**WORK INSTRUCTIONS**
Every line of the material below must be repeated exactly.

[Saved data entries]
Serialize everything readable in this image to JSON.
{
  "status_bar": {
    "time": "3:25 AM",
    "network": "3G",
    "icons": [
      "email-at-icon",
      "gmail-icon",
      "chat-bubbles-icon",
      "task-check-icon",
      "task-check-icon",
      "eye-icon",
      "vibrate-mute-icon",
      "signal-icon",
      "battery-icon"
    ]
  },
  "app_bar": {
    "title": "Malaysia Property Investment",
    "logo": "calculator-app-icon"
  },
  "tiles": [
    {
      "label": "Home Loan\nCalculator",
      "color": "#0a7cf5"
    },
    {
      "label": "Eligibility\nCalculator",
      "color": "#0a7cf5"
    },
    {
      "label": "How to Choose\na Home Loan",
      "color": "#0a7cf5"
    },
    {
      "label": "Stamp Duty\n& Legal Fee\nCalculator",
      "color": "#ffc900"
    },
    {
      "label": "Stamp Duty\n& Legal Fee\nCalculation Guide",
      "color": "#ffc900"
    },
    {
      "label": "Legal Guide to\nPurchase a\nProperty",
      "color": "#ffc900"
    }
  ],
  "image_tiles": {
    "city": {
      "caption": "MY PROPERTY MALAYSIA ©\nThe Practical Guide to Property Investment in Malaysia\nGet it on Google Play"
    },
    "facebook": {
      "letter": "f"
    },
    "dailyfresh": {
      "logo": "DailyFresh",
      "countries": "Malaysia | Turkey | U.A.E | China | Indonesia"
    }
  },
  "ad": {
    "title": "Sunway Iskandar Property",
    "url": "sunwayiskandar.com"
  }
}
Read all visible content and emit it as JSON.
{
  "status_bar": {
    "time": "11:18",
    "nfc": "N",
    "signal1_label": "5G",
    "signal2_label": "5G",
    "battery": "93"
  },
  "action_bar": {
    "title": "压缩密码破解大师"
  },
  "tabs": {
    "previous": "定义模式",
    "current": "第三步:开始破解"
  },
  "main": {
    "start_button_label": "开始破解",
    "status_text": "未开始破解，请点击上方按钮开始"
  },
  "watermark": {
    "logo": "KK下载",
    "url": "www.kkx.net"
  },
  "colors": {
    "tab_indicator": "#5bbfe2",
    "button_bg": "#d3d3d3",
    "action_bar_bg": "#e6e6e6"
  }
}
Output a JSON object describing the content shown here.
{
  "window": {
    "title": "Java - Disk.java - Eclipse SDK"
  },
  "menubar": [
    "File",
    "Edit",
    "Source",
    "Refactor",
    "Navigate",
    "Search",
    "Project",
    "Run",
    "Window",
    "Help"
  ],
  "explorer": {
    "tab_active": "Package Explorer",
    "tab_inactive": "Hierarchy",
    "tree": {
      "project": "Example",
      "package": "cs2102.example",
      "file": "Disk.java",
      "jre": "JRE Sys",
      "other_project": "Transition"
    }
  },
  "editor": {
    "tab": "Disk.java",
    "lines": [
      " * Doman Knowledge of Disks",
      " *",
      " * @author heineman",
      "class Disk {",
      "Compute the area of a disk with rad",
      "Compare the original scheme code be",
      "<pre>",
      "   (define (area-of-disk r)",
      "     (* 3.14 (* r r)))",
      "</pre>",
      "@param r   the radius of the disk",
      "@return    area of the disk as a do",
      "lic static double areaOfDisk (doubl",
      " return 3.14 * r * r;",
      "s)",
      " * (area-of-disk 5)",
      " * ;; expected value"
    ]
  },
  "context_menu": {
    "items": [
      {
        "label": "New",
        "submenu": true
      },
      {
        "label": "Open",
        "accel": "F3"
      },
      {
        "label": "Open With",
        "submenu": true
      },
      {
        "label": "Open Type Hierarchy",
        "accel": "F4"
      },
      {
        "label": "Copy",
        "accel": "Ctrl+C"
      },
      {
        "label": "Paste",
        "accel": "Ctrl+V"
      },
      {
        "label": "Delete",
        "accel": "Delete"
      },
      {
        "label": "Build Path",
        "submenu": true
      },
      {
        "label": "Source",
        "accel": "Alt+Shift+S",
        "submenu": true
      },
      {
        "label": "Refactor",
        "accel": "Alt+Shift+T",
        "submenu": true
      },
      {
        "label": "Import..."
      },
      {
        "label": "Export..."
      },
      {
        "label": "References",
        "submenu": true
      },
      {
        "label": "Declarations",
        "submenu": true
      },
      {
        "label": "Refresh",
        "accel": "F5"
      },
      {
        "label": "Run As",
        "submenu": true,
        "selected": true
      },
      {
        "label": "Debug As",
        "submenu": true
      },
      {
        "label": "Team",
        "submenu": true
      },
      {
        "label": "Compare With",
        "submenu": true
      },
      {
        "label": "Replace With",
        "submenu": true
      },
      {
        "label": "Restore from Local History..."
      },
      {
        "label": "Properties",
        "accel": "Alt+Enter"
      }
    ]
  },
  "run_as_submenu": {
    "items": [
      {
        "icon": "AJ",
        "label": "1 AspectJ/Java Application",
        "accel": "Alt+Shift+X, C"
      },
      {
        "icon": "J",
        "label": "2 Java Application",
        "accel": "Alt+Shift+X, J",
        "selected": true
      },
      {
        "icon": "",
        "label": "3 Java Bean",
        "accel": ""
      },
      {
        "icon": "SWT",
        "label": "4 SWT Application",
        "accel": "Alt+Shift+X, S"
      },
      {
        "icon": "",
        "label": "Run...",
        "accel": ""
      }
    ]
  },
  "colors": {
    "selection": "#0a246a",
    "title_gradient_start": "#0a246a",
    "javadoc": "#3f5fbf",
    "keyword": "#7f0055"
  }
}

**TASK SOLUTION**
Serialize everything readable in this image to JSON.
{
  "status_bar": {
    "time": "3:25 AM",
    "network": "3G",
    "icons": [
      "email-at-icon",
      "gmail-icon",
      "chat-bubbles-icon",
      "task-check-icon",
      "task-check-icon",
      "eye-icon",
      "vibrate-mute-icon",
      "signal-icon",
      "battery-icon"
    ]
  },
  "app_bar": {
    "title": "Malaysia Property Investment",
    "logo": "calculator-app-icon"
  },
  "tiles": [
    {
      "label": "Home Loan\nCalculator",
      "color": "#0a7cf5"
    },
    {
      "label": "Eligibility\nCalculator",
      "color": "#0a7cf5"
    },
    {
      "label": "How to Choose\na Home Loan",
      "color": "#0a7cf5"
    },
    {
      "label": "Stamp Duty\n& Legal Fee\nCalculator",
      "color": "#ffc900"
    },
    {
      "label": "Stamp Duty\n& Legal Fee\nCalculation Guide",
      "color": "#ffc900"
    },
    {
      "label": "Legal Guide to\nPurchase a\nProperty",
      "color": "#ffc900"
    }
  ],
  "image_tiles": {
    "city": {
      "caption": "MY PROPERTY MALAYSIA ©\nThe Practical Guide to Property Investment in Malaysia\nGet it on Google Play"
    },
    "facebook": {
      "letter": "f"
    },
    "dailyfresh": {
      "logo": "DailyFresh",
      "countries": "Malaysia | Turkey | U.A.E | China | Indonesia"
    }
  },
  "ad": {
    "title": "Sunway Iskandar Property",
    "url": "sunwayiskandar.com"
  }
}
Read all visible content and emit it as JSON.
{
  "status_bar": {
    "time": "11:18",
    "nfc": "N",
    "signal1_label": "5G",
    "signal2_label": "5G",
    "battery": "93"
  },
  "action_bar": {
    "title": "压缩密码破解大师"
  },
  "tabs": {
    "previous": "定义模式",
    "current": "第三步:开始破解"
  },
  "main": {
    "start_button_label": "开始破解",
    "status_text": "未开始破解，请点击上方按钮开始"
  },
  "watermark": {
    "logo": "KK下载",
    "url": "www.kkx.net"
  },
  "colors": {
    "tab_indicator": "#5bbfe2",
    "button_bg": "#d3d3d3",
    "action_bar_bg": "#e6e6e6"
  }
}
Output a JSON object describing the content shown here.
{
  "window": {
    "title": "Java - Disk.java - Eclipse SDK"
  },
  "menubar": [
    "File",
    "Edit",
    "Source",
    "Refactor",
    "Navigate",
    "Search",
    "Project",
    "Run",
    "Window",
    "Help"
  ],
  "explorer": {
    "tab_active": "Package Explorer",
    "tab_inactive": "Hierarchy",
    "tree": {
      "project": "Example",
      "package": "cs2102.example",
      "file": "Disk.java",
      "jre": "JRE Sys",
      "other_project": "Transition"
    }
  },
  "editor": {
    "tab": "Disk.java",
    "lines": [
      " * Doman Knowledge of Disks",
      " *",
      " * @author heineman",
      "class Disk {",
      "Compute the area of a disk with rad",
      "Compare the original scheme code be",
      "<pre>",
      "   (define (area-of-disk r)",
      "     (* 3.14 (* r r)))",
      "</pre>",
      "@param r   the radius of the disk",
      "@return    area of the disk as a do",
      "lic static double areaOfDisk (doubl",
      " return 3.14 * r * r;",
      "s)",
      " * (area-of-disk 5)",
      " * ;; expected value"
    ]
  },
  "context_menu": {
    "items": [
      {
        "label": "New",
        "submenu": true
      },
      {
        "label": "Open",
        "accel": "F3"
      },
      {
        "label": "Open With",
        "submenu": true
      },
      {
        "label": "Open Type Hierarchy",
        "accel": "F4"
      },
      {
        "label": "Copy",
        "accel": "Ctrl+C"
      },
      {
        "label": "Paste",
        "accel": "Ctrl+V"
      },
      {
        "label": "Delete",
        "accel": "Delete"
      },
      {
        "label": "Build Path",
        "submenu": true
      },
      {
        "label": "Source",
        "accel": "Alt+Shift+S",
        "submenu": true
      },
      {
        "label": "Refactor",
        "accel": "Alt+Shift+T",
        "submenu": true
      },
      {
        "label": "Import..."
      },
      {
        "label": "Export..."
      },
      {
        "label": "References",
        "submenu": true
      },
      {
        "label": "Declarations",
        "submenu": true
      },
      {
        "label": "Refresh",
        "accel": "F5"
      },
      {
        "label": "Run As",
        "submenu": true,
        "selected": true
      },
      {
        "label": "Debug As",
        "submenu": true
      },
      {
        "label": "Team",
        "submenu": true
      },
      {
        "label": "Compare With",
        "submenu": true
      },
      {
        "label": "Replace With",
        "submenu": true
      },
      {
        "label": "Restore from Local History..."
      },
      {
        "label": "Properties",
        "accel": "Alt+Enter"
      }
    ]
  },
  "run_as_submenu": {
    "items": [
      {
        "icon": "AJ",
        "label": "1 AspectJ/Java Application",
        "accel": "Alt+Shift+X, C"
      },
      {
        "icon": "J",
        "label": "2 Java Application",
        "accel": "Alt+Shift+X, J",
        "selected": true
      },
      {
        "icon": "",
        "label": "3 Java Bean",
        "accel": ""
      },
      {
        "icon": "SWT",
        "label": "4 SWT Application",
        "accel": "Alt+Shift+X, S"
      },
      {
        "icon": "",
        "label": "Run...",
        "accel": ""
      }
    ]
  },
  "colors": {
    "selection": "#0a246a",
    "title_gradient_start": "#0a246a",
    "javadoc": "#3f5fbf",
    "keyword": "#7f0055"
  }
}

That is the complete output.